* Aim:
Count every line of these entries that holds the word "duty", and reply with the number only.

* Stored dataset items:

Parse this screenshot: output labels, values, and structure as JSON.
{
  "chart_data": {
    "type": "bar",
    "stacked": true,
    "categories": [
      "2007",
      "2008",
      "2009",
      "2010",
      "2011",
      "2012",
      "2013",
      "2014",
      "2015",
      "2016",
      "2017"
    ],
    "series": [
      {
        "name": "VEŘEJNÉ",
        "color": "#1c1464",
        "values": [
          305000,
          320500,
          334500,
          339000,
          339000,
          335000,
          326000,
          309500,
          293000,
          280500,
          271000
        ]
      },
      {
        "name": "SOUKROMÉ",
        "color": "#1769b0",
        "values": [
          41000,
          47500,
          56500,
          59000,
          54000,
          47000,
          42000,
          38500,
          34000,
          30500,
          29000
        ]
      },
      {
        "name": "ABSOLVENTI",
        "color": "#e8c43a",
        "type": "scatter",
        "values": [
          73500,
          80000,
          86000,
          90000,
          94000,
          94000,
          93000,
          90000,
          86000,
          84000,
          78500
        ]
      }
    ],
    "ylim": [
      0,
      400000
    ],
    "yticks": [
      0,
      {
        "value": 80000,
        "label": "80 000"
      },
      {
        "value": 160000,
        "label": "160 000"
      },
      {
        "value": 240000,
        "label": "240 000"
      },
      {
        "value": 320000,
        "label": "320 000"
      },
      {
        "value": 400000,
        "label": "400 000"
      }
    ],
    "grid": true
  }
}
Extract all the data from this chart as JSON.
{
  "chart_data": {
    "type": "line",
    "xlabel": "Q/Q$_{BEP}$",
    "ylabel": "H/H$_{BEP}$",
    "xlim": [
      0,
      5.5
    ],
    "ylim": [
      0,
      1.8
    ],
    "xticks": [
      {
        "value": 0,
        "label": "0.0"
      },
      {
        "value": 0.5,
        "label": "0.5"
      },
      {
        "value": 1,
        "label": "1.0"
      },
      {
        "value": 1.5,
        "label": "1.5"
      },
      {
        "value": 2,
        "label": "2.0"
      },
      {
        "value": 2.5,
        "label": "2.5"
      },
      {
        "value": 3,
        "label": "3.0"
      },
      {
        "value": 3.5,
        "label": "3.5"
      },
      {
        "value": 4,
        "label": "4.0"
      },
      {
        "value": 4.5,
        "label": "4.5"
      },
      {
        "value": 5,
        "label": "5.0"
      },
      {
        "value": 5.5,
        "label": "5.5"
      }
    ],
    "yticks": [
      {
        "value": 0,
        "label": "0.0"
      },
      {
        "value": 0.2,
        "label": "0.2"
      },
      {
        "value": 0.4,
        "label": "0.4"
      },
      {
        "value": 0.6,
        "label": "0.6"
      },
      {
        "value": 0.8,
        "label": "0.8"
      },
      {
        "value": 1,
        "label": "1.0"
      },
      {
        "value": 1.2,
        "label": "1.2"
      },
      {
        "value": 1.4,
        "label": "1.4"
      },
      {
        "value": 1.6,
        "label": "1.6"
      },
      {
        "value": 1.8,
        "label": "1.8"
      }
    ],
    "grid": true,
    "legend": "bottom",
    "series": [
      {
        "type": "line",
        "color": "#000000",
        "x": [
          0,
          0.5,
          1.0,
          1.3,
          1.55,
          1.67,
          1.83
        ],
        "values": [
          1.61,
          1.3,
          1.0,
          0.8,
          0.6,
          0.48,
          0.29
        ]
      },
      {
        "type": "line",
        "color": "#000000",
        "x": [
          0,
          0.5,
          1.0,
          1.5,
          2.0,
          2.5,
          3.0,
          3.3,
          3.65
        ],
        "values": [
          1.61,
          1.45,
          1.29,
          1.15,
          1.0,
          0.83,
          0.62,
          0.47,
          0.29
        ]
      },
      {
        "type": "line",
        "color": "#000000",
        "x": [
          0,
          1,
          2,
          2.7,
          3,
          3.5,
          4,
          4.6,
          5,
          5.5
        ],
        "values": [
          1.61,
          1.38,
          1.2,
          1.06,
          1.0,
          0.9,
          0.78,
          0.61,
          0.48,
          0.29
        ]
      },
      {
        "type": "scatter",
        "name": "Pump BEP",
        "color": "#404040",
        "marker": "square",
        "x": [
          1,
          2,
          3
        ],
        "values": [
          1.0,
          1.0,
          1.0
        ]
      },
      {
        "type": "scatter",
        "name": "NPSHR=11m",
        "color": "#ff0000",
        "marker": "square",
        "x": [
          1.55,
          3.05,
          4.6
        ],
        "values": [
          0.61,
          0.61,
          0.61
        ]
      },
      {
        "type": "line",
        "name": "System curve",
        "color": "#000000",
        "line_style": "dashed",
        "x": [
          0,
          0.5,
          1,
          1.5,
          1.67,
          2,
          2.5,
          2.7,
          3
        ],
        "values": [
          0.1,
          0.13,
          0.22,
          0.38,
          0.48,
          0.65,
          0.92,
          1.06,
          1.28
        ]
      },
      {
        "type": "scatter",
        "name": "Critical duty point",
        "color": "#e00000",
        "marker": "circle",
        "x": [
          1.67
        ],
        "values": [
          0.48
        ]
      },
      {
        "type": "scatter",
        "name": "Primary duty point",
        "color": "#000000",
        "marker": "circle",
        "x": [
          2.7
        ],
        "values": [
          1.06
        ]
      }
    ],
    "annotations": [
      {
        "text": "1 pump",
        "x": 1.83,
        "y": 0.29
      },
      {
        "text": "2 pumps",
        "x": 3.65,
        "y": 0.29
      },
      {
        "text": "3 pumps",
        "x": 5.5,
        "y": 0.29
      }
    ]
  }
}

* Final result:
2